- EXTRACTED INFORMATION
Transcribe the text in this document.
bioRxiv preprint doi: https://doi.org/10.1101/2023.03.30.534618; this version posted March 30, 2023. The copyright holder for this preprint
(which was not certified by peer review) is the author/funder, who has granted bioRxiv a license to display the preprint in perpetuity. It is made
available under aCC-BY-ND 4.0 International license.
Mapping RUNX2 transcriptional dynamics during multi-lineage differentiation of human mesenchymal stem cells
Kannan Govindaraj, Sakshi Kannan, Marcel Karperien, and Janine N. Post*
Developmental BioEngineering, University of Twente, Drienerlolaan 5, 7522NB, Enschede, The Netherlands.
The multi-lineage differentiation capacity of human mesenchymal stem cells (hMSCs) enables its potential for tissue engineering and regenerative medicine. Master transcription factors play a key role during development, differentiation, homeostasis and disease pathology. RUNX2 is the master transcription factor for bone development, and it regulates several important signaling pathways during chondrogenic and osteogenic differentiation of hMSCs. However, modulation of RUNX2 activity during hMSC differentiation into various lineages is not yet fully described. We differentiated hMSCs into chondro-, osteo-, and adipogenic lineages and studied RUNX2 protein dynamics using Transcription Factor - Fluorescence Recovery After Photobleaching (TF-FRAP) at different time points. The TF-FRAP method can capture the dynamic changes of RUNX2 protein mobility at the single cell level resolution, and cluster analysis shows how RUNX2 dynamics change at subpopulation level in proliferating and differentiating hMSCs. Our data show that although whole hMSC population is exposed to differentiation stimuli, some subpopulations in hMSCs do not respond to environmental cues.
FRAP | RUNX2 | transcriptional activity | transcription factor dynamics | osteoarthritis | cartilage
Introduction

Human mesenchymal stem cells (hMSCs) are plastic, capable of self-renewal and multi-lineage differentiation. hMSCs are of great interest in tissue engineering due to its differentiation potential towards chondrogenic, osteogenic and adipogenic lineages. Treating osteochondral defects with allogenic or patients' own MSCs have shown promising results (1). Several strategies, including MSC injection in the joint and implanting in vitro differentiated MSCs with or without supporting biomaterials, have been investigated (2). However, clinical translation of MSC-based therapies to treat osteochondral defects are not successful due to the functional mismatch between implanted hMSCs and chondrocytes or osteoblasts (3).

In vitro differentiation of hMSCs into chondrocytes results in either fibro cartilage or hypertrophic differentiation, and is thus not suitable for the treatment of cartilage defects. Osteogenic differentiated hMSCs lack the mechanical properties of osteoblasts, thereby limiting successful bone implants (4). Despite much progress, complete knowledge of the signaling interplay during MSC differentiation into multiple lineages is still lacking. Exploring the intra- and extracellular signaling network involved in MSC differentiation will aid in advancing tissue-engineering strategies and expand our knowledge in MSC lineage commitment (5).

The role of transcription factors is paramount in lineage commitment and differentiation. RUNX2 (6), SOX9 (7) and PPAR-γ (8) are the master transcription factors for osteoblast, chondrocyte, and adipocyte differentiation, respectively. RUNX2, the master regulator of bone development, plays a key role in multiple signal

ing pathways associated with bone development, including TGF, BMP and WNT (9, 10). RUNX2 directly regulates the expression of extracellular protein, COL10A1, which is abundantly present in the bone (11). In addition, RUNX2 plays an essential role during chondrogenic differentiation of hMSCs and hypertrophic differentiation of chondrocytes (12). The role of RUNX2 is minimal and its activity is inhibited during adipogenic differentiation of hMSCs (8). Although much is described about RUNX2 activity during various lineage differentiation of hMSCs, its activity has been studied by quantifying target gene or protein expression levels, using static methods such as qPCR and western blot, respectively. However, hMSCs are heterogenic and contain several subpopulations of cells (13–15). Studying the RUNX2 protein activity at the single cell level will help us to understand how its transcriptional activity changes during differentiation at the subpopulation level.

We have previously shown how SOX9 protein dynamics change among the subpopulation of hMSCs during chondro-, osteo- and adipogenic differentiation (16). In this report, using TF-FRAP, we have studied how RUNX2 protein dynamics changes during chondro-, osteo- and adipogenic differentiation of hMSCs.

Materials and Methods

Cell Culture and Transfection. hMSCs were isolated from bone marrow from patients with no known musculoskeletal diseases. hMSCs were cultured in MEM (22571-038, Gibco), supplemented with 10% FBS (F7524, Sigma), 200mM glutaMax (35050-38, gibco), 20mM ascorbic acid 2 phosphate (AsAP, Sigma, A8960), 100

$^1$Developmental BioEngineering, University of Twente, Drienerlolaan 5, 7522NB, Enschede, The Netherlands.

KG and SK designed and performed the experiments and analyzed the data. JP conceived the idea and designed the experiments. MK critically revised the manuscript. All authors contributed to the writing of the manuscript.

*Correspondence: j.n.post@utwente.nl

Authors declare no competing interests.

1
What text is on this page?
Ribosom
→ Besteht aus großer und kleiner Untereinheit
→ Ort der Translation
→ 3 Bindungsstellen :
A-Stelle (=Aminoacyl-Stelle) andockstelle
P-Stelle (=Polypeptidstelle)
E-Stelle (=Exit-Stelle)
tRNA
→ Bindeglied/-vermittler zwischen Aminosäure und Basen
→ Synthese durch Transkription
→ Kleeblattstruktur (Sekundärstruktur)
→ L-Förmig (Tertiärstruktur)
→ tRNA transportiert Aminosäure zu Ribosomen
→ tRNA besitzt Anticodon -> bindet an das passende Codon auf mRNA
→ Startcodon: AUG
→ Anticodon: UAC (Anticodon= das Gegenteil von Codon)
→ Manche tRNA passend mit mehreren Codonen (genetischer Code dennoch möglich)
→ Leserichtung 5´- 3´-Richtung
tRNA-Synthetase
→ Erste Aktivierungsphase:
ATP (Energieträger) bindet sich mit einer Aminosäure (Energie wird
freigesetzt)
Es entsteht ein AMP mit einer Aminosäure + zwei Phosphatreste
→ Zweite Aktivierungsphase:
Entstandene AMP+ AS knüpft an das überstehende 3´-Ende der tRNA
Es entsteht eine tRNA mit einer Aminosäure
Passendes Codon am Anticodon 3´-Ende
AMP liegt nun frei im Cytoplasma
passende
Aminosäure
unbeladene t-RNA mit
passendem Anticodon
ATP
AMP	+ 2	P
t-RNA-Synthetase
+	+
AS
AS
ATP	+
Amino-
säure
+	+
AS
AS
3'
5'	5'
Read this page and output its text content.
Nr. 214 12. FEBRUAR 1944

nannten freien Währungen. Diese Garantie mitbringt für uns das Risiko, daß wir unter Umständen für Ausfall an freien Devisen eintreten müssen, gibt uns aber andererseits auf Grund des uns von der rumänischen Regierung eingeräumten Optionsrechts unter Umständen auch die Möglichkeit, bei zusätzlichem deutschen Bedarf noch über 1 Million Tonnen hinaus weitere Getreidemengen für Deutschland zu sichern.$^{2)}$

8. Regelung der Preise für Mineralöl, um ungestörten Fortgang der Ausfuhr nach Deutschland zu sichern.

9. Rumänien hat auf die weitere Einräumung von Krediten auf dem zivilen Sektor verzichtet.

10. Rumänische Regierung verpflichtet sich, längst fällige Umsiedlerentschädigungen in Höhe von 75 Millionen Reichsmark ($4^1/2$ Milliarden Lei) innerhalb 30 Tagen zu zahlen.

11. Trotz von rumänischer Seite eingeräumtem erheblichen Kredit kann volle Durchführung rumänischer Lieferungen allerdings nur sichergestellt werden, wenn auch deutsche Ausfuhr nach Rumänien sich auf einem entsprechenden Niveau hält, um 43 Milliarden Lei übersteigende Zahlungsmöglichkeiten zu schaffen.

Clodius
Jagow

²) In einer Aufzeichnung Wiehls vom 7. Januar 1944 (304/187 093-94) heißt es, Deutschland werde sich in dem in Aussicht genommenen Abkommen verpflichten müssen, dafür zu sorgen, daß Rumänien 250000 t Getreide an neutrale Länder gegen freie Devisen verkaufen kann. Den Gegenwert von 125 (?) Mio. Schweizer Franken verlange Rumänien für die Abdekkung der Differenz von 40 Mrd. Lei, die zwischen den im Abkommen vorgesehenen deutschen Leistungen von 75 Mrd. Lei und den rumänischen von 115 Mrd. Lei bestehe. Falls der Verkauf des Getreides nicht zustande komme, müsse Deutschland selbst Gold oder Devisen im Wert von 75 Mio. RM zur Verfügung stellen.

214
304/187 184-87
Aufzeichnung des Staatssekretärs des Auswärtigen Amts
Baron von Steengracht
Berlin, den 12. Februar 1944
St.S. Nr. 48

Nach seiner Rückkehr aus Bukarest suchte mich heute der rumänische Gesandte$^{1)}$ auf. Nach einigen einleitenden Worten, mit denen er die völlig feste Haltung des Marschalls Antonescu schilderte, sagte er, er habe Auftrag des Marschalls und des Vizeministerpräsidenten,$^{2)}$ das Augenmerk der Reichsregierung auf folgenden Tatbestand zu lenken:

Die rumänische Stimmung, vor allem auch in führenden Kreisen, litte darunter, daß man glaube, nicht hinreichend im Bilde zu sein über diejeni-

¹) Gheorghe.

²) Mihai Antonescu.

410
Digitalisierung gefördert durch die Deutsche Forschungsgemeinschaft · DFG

- INSTRUCTIONS FOR THE TASK
For each line of the listing that holds the word "license", show that line.

- REPLY TO THE TASK
(which was not certified by peer review) is the author/funder, who has granted bioRxiv a license to display the preprint in perpetuity. It is made
available under aCC-BY-ND 4.0 International license.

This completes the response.